## [Stated problem]
Extract all records. Keep each one exact.

## [Dataset records]
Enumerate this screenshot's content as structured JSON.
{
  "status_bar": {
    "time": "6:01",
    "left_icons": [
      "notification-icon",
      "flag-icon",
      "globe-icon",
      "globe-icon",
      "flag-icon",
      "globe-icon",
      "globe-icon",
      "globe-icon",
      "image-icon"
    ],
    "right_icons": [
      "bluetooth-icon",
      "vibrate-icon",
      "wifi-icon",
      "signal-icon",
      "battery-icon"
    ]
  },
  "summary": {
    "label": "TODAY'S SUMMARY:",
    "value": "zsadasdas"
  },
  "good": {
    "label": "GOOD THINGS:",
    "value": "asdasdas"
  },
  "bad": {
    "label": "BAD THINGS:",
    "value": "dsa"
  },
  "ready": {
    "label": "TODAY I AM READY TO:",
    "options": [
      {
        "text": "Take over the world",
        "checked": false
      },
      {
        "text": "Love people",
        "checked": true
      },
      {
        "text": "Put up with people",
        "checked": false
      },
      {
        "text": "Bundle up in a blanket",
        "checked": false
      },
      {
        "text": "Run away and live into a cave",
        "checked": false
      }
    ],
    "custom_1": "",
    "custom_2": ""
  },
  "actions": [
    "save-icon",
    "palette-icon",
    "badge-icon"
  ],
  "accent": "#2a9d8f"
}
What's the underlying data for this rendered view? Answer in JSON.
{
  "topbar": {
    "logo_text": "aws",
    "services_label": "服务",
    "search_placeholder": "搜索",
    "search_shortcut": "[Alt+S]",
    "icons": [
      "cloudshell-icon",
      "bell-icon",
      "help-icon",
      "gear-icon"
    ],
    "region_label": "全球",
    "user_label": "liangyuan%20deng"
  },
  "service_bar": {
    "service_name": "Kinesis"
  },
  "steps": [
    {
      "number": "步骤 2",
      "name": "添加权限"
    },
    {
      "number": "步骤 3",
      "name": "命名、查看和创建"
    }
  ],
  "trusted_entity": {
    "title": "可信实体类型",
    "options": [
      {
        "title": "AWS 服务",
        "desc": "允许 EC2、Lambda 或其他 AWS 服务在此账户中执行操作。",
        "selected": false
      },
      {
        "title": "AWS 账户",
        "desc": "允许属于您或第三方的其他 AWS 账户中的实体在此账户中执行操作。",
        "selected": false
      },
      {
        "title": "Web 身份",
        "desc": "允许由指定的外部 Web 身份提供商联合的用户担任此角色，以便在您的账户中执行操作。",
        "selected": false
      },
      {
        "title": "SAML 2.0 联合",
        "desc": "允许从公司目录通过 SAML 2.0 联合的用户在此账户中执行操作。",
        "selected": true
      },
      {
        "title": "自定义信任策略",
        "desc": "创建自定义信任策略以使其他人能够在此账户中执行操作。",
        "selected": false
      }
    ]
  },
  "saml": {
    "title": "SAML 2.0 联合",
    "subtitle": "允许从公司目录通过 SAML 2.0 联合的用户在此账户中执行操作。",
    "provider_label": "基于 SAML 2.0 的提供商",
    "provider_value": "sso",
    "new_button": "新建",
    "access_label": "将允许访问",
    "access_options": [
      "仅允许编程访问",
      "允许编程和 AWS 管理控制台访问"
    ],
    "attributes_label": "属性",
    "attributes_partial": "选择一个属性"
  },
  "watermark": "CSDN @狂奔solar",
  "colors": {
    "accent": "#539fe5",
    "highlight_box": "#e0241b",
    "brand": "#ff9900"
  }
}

## [Exercise answer]
Enumerate this screenshot's content as structured JSON.
{
  "status_bar": {
    "time": "6:01",
    "left_icons": [
      "notification-icon",
      "flag-icon",
      "globe-icon",
      "globe-icon",
      "flag-icon",
      "globe-icon",
      "globe-icon",
      "globe-icon",
      "image-icon"
    ],
    "right_icons": [
      "bluetooth-icon",
      "vibrate-icon",
      "wifi-icon",
      "signal-icon",
      "battery-icon"
    ]
  },
  "summary": {
    "label": "TODAY'S SUMMARY:",
    "value": "zsadasdas"
  },
  "good": {
    "label": "GOOD THINGS:",
    "value": "asdasdas"
  },
  "bad": {
    "label": "BAD THINGS:",
    "value": "dsa"
  },
  "ready": {
    "label": "TODAY I AM READY TO:",
    "options": [
      {
        "text": "Take over the world",
        "checked": false
      },
      {
        "text": "Love people",
        "checked": true
      },
      {
        "text": "Put up with people",
        "checked": false
      },
      {
        "text": "Bundle up in a blanket",
        "checked": false
      },
      {
        "text": "Run away and live into a cave",
        "checked": false
      }
    ],
    "custom_1": "",
    "custom_2": ""
  },
  "actions": [
    "save-icon",
    "palette-icon",
    "badge-icon"
  ],
  "accent": "#2a9d8f"
}
What's the underlying data for this rendered view? Answer in JSON.
{
  "topbar": {
    "logo_text": "aws",
    "services_label": "服务",
    "search_placeholder": "搜索",
    "search_shortcut": "[Alt+S]",
    "icons": [
      "cloudshell-icon",
      "bell-icon",
      "help-icon",
      "gear-icon"
    ],
    "region_label": "全球",
    "user_label": "liangyuan%20deng"
  },
  "service_bar": {
    "service_name": "Kinesis"
  },
  "steps": [
    {
      "number": "步骤 2",
      "name": "添加权限"
    },
    {
      "number": "步骤 3",
      "name": "命名、查看和创建"
    }
  ],
  "trusted_entity": {
    "title": "可信实体类型",
    "options": [
      {
        "title": "AWS 服务",
        "desc": "允许 EC2、Lambda 或其他 AWS 服务在此账户中执行操作。",
        "selected": false
      },
      {
        "title": "AWS 账户",
        "desc": "允许属于您或第三方的其他 AWS 账户中的实体在此账户中执行操作。",
        "selected": false
      },
      {
        "title": "Web 身份",
        "desc": "允许由指定的外部 Web 身份提供商联合的用户担任此角色，以便在您的账户中执行操作。",
        "selected": false
      },
      {
        "title": "SAML 2.0 联合",
        "desc": "允许从公司目录通过 SAML 2.0 联合的用户在此账户中执行操作。",
        "selected": true
      },
      {
        "title": "自定义信任策略",
        "desc": "创建自定义信任策略以使其他人能够在此账户中执行操作。",
        "selected": false
      }
    ]
  },
  "saml": {
    "title": "SAML 2.0 联合",
    "subtitle": "允许从公司目录通过 SAML 2.0 联合的用户在此账户中执行操作。",
    "provider_label": "基于 SAML 2.0 的提供商",
    "provider_value": "sso",
    "new_button": "新建",
    "access_label": "将允许访问",
    "access_options": [
      "仅允许编程访问",
      "允许编程和 AWS 管理控制台访问"
    ],
    "attributes_label": "属性",
    "attributes_partial": "选择一个属性"
  },
  "watermark": "CSDN @狂奔solar",
  "colors": {
    "accent": "#539fe5",
    "highlight_box": "#e0241b",
    "brand": "#ff9900"
  }
}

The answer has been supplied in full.